Your task: Make an exact copy of each entry, leaving out every picture.

Record extracts:
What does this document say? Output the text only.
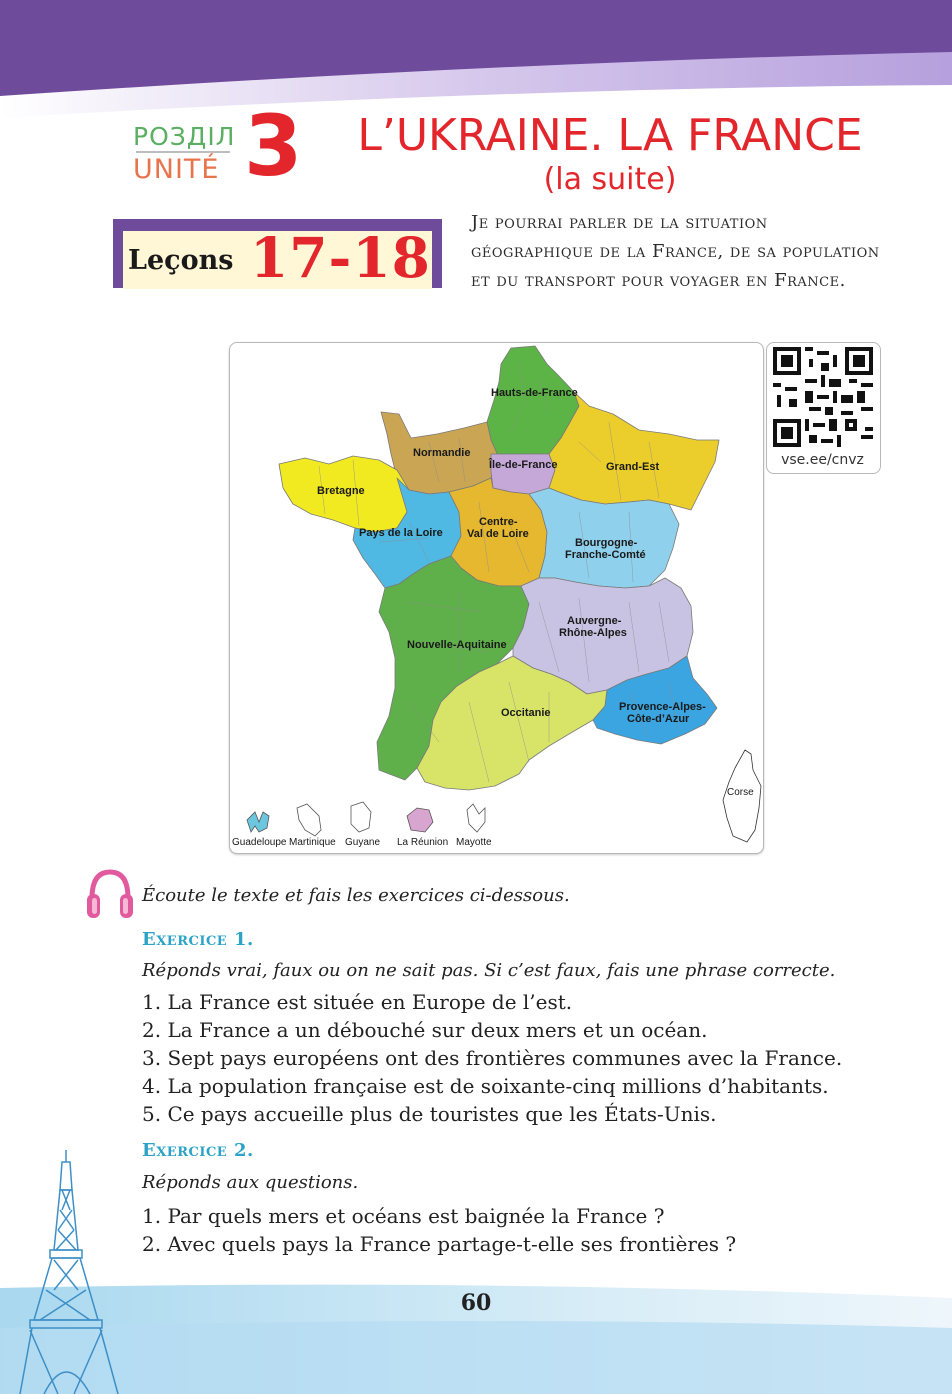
РОЗДІЛ
UNITÉ 3	L’UKRAINE. LA FRANCE
(la suite)
Leçons 17-18
Je pourrai parler de la situation géographique de la France, de sa population et du transport pour voyager en France.
Hauts-de-France
Normandie
Île-de-France	Grand-Est
Bretagne
Pays de la Loire
Centre-
Val de Loire
Bourgogne-
Franche-Comté
Auvergne-
Rhône-Alpes
Nouvelle-Aquitaine
Occitanie	Provence-Alpes-
Côte-d’Azur
Corse
Guadeloupe Martinique Guyane La Réunion Mayotte
vse.ee/cnvz
Écoute le texte et fais les exercices ci-dessous.
Exercice 1.
Réponds vrai, faux ou on ne sait pas. Si c’est faux, fais une phrase correcte.
1. La France est située en Europe de l’est.
2. La France a un débouché sur deux mers et un océan.
3. Sept pays européens ont des frontières communes avec la France.
4. La population française est de soixante-cinq millions d’habitants.
5. Ce pays accueille plus de touristes que les États-Unis.
Exercice 2.
Réponds aux questions.
1. Par quels mers et océans est baignée la France ?
2. Avec quels pays la France partage-t-elle ses frontières ?
60
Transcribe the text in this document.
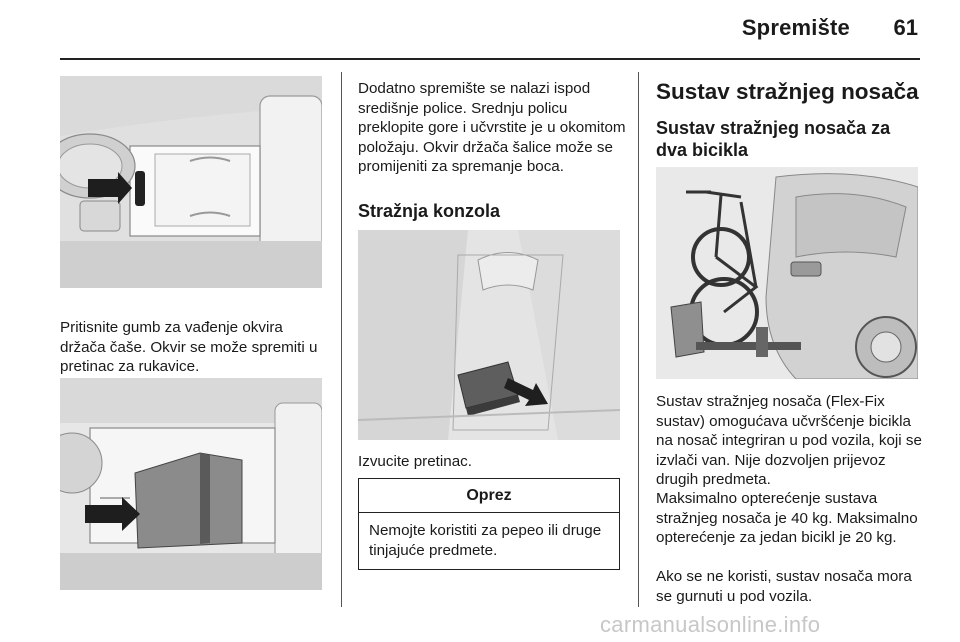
Spremište	61

Pritisnite gumb za vađenje okvira držača čaše. Okvir se može spremiti u pretinac za rukavice.

Dodatno spremište se nalazi ispod središnje police. Srednju policu preklopite gore i učvrstite je u okomitom položaju. Okvir držača šalice može se promijeniti za spremanje boca.

Stražnja konzola

Izvucite pretinac.

Oprez
Nemojte koristiti za pepeo ili druge tinjajuće predmete.
Sustav stražnjeg nosača
Sustav stražnjeg nosača za dva bicikla

Sustav stražnjeg nosača (Flex-Fix sustav) omogućava učvršćenje bicikla na nosač integriran u pod vozila, koji se izvlači van. Nije dozvoljen prijevoz drugih predmeta.

Maksimalno opterećenje sustava stražnjeg nosača je 40 kg. Maksimalno opterećenje za jedan bicikl je 20 kg.

Ako se ne koristi, sustav nosača mora se gurnuti u pod vozila.

carmanualsonline.info
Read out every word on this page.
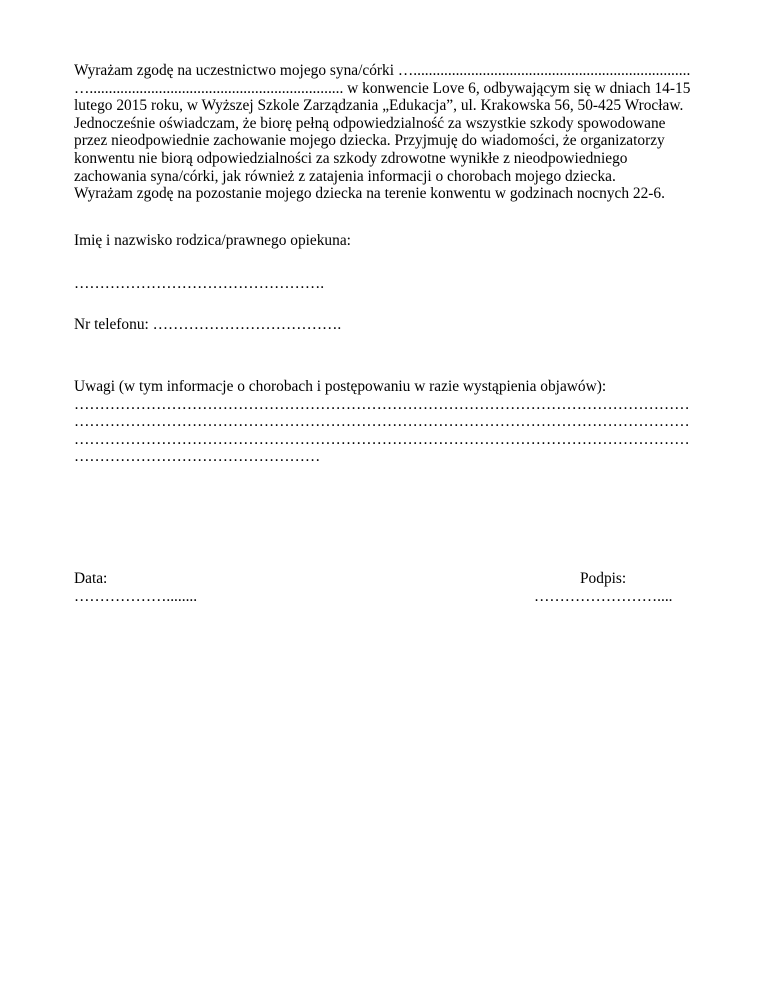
Wyrażam zgodę na uczestnictwo mojego syna/córki …........................................................................
….................................................................. w konwencie Love 6, odbywającym się w dniach 14-15
lutego 2015 roku, w Wyższej Szkole Zarządzania „Edukacja”, ul. Krakowska 56, 50-425 Wrocław.
Jednocześnie oświadczam, że biorę pełną odpowiedzialność za wszystkie szkody spowodowane
przez nieodpowiednie zachowanie mojego dziecka. Przyjmuję do wiadomości, że organizatorzy
konwentu nie biorą odpowiedzialności za szkody zdrowotne wynikłe z nieodpowiedniego
zachowania syna/córki, jak również z zatajenia informacji o chorobach mojego dziecka.
Wyrażam zgodę na pozostanie mojego dziecka na terenie konwentu w godzinach nocnych 22-6.

Imię i nazwisko rodzica/prawnego opiekuna:
………………………………………….
Nr telefonu: ……………………………….
Uwagi (w tym informacje o chorobach i postępowaniu w razie wystąpienia objawów):
…………………………………………………………………………………………………………
…………………………………………………………………………………………………………
…………………………………………………………………………………………………………
…………………………………………
Data:
………………........
Podpis:
……………………....
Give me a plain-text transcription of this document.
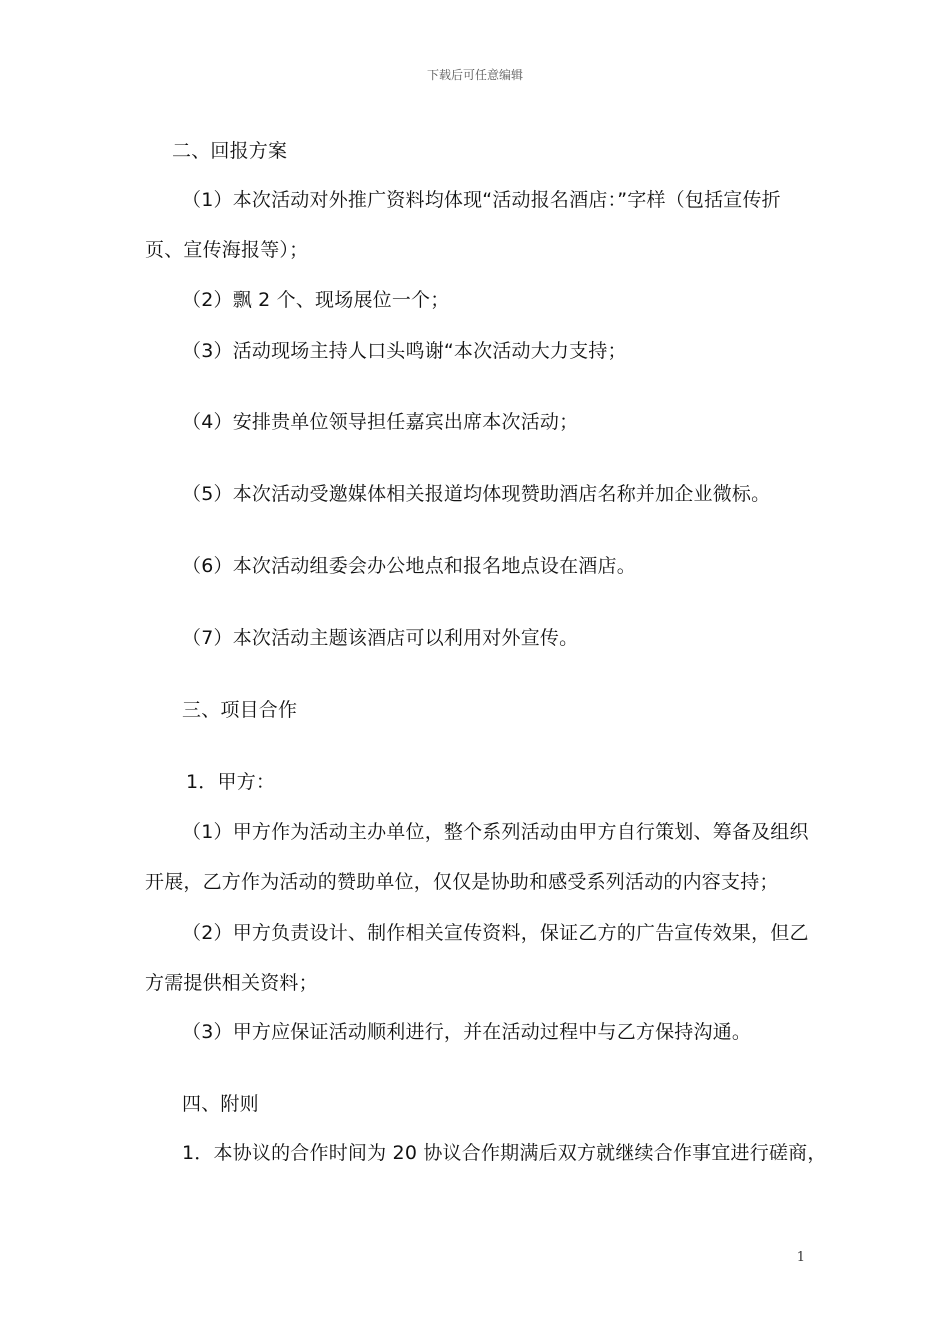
下载后可任意编辑
二、回报方案
（1）本次活动对外推广资料均体现“活动报名酒店：”字样（包括宣传折
页、宣传海报等）；
（2）飘 2 个、现场展位一个；
（3）活动现场主持人口头鸣谢“本次活动大力支持；
（4）安排贵单位领导担任嘉宾出席本次活动；
（5）本次活动受邀媒体相关报道均体现赞助酒店名称并加企业微标。
（6）本次活动组委会办公地点和报名地点设在酒店。
（7）本次活动主题该酒店可以利用对外宣传。
三、项目合作
1．甲方：
（1）甲方作为活动主办单位，整个系列活动由甲方自行策划、筹备及组织
开展，乙方作为活动的赞助单位，仅仅是协助和感受系列活动的内容支持；
（2）甲方负责设计、制作相关宣传资料，保证乙方的广告宣传效果，但乙
方需提供相关资料；
（3）甲方应保证活动顺利进行，并在活动过程中与乙方保持沟通。
四、附则
1．本协议的合作时间为 20 协议合作期满后双方就继续合作事宜进行磋商，
1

Output for this task:
What does this document say? Output the text only.
РОЗДІЛ
UNITÉ 3	L’UKRAINE. LA FRANCE
(la suite)
Leçons 17-18
Je pourrai parler de la situation géographique de la France, de sa population et du transport pour voyager en France.
Hauts-de-France
Normandie
Île-de-France	Grand-Est
Bretagne
Pays de la Loire
Centre-
Val de Loire
Bourgogne-
Franche-Comté
Auvergne-
Rhône-Alpes
Nouvelle-Aquitaine
Occitanie	Provence-Alpes-
Côte-d’Azur
Corse
Guadeloupe Martinique Guyane La Réunion Mayotte
vse.ee/cnvz
Écoute le texte et fais les exercices ci-dessous.
Exercice 1.
Réponds vrai, faux ou on ne sait pas. Si c’est faux, fais une phrase correcte.
1. La France est située en Europe de l’est.
2. La France a un débouché sur deux mers et un océan.
3. Sept pays européens ont des frontières communes avec la France.
4. La population française est de soixante-cinq millions d’habitants.
5. Ce pays accueille plus de touristes que les États-Unis.
Exercice 2.
Réponds aux questions.
1. Par quels mers et océans est baignée la France ?
2. Avec quels pays la France partage-t-elle ses frontières ?
60
Transcribe the text in this document.
Spremište	61

Pritisnite gumb za vađenje okvira držača čaše. Okvir se može spremiti u pretinac za rukavice.

Dodatno spremište se nalazi ispod središnje police. Srednju policu preklopite gore i učvrstite je u okomitom položaju. Okvir držača šalice može se promijeniti za spremanje boca.

Stražnja konzola

Izvucite pretinac.

Oprez
Nemojte koristiti za pepeo ili druge tinjajuće predmete.
Sustav stražnjeg nosača
Sustav stražnjeg nosača za dva bicikla

Sustav stražnjeg nosača (Flex-Fix sustav) omogućava učvršćenje bicikla na nosač integriran u pod vozila, koji se izvlači van. Nije dozvoljen prijevoz drugih predmeta.

Maksimalno opterećenje sustava stražnjeg nosača je 40 kg. Maksimalno opterećenje za jedan bicikl je 20 kg.

Ako se ne koristi, sustav nosača mora se gurnuti u pod vozila.

carmanualsonline.info
Read out every word on this page.
Wyrażam zgodę na uczestnictwo mojego syna/córki …........................................................................
….................................................................. w konwencie Love 6, odbywającym się w dniach 14-15
lutego 2015 roku, w Wyższej Szkole Zarządzania „Edukacja”, ul. Krakowska 56, 50-425 Wrocław.
Jednocześnie oświadczam, że biorę pełną odpowiedzialność za wszystkie szkody spowodowane
przez nieodpowiednie zachowanie mojego dziecka. Przyjmuję do wiadomości, że organizatorzy
konwentu nie biorą odpowiedzialności za szkody zdrowotne wynikłe z nieodpowiedniego
zachowania syna/córki, jak również z zatajenia informacji o chorobach mojego dziecka.
Wyrażam zgodę na pozostanie mojego dziecka na terenie konwentu w godzinach nocnych 22-6.

Imię i nazwisko rodzica/prawnego opiekuna:
………………………………………….
Nr telefonu: ……………………………….
Uwagi (w tym informacje o chorobach i postępowaniu w razie wystąpienia objawów):
…………………………………………………………………………………………………………
…………………………………………………………………………………………………………
…………………………………………………………………………………………………………
…………………………………………
Data:
………………........
Podpis:
……………………....
Give me a plain-text transcription of this document.
下载后可任意编辑
二、回报方案
（1）本次活动对外推广资料均体现“活动报名酒店：”字样（包括宣传折
页、宣传海报等）；
（2）飘 2 个、现场展位一个；
（3）活动现场主持人口头鸣谢“本次活动大力支持；
（4）安排贵单位领导担任嘉宾出席本次活动；
（5）本次活动受邀媒体相关报道均体现赞助酒店名称并加企业微标。
（6）本次活动组委会办公地点和报名地点设在酒店。
（7）本次活动主题该酒店可以利用对外宣传。
三、项目合作
1．甲方：
（1）甲方作为活动主办单位，整个系列活动由甲方自行策划、筹备及组织
开展，乙方作为活动的赞助单位，仅仅是协助和感受系列活动的内容支持；
（2）甲方负责设计、制作相关宣传资料，保证乙方的广告宣传效果，但乙
方需提供相关资料；
（3）甲方应保证活动顺利进行，并在活动过程中与乙方保持沟通。
四、附则
1．本协议的合作时间为 20 协议合作期满后双方就继续合作事宜进行磋商，
1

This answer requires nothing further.